**Task**
Seek out every line containing the word "secondaires", and copy each.

------ Records ------

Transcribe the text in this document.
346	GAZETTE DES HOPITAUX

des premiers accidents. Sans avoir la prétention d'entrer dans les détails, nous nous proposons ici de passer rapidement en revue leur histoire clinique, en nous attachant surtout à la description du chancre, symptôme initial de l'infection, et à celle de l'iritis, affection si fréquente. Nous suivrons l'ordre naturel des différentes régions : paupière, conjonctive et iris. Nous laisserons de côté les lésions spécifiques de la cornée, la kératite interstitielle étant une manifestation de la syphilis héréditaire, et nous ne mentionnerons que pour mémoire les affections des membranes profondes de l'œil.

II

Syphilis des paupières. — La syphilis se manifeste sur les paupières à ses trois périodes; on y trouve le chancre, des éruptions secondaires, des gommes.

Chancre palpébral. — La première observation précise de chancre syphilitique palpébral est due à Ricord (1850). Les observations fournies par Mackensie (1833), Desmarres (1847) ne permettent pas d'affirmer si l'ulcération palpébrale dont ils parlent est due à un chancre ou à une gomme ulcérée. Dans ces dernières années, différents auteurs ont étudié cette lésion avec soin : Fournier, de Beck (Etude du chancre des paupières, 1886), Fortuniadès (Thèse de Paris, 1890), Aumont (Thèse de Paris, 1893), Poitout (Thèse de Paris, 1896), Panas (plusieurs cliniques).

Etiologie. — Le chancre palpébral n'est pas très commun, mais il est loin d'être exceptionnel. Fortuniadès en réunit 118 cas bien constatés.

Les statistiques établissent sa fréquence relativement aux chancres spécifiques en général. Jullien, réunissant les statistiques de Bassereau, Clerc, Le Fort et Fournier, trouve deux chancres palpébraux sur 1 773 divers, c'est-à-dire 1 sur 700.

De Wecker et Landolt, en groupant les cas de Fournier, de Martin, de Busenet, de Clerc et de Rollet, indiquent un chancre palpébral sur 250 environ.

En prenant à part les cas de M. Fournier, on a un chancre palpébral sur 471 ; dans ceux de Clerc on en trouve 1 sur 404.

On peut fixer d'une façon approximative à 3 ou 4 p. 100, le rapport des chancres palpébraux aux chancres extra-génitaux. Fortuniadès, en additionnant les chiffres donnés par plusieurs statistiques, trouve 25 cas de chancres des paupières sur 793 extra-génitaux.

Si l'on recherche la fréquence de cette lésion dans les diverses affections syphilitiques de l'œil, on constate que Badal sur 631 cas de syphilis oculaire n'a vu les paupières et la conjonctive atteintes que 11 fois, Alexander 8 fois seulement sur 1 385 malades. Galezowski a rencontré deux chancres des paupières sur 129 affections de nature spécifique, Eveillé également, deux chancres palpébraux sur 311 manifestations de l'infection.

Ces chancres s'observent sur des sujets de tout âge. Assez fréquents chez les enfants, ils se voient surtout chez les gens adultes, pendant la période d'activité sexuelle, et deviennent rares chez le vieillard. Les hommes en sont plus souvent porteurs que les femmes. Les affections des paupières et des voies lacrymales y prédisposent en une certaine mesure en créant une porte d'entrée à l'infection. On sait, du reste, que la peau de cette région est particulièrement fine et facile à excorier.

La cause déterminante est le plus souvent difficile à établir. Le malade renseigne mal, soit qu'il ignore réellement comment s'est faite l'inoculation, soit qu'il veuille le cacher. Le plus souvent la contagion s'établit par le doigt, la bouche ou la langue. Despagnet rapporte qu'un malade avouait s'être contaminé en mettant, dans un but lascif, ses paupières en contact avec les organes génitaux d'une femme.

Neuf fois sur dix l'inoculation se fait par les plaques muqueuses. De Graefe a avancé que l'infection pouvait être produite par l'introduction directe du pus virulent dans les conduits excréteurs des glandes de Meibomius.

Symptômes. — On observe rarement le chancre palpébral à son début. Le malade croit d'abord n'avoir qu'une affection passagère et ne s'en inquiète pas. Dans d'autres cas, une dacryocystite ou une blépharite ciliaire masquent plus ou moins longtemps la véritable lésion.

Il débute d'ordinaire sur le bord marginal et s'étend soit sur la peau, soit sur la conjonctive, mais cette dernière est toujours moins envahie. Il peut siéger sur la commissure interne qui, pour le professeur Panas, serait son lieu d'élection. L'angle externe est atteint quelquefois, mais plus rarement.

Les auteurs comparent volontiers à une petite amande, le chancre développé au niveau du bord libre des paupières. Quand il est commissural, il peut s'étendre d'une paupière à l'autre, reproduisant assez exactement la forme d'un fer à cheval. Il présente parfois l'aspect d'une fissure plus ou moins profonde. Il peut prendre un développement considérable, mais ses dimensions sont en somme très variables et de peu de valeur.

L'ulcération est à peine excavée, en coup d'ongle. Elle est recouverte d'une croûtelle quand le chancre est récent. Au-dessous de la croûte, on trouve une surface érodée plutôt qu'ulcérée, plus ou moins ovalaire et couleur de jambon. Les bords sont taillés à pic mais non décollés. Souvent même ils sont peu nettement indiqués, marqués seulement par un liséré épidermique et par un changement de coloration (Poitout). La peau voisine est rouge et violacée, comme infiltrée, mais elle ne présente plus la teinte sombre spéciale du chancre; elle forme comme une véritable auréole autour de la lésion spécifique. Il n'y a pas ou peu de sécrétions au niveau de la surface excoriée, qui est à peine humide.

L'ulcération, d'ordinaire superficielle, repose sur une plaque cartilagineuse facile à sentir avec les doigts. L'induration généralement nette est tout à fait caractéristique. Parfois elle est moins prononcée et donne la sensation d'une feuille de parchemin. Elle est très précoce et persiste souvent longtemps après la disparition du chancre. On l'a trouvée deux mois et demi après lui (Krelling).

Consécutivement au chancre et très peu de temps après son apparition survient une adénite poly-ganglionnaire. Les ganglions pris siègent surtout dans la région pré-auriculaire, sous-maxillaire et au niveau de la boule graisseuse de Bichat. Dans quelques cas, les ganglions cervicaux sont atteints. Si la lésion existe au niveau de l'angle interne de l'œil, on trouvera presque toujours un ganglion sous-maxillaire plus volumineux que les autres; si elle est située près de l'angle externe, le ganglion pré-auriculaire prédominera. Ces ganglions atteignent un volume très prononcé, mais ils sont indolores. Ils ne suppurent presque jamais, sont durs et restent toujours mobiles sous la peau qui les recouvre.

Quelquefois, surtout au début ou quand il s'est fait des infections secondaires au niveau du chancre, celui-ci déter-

------

**The completed task**
Syphilis des paupières. — La syphilis se manifeste sur les paupières à ses trois périodes; on y trouve le chancre, des éruptions secondaires, des gommes.
Quelquefois, surtout au début ou quand il s'est fait des infections secondaires au niveau du chancre, celui-ci déter-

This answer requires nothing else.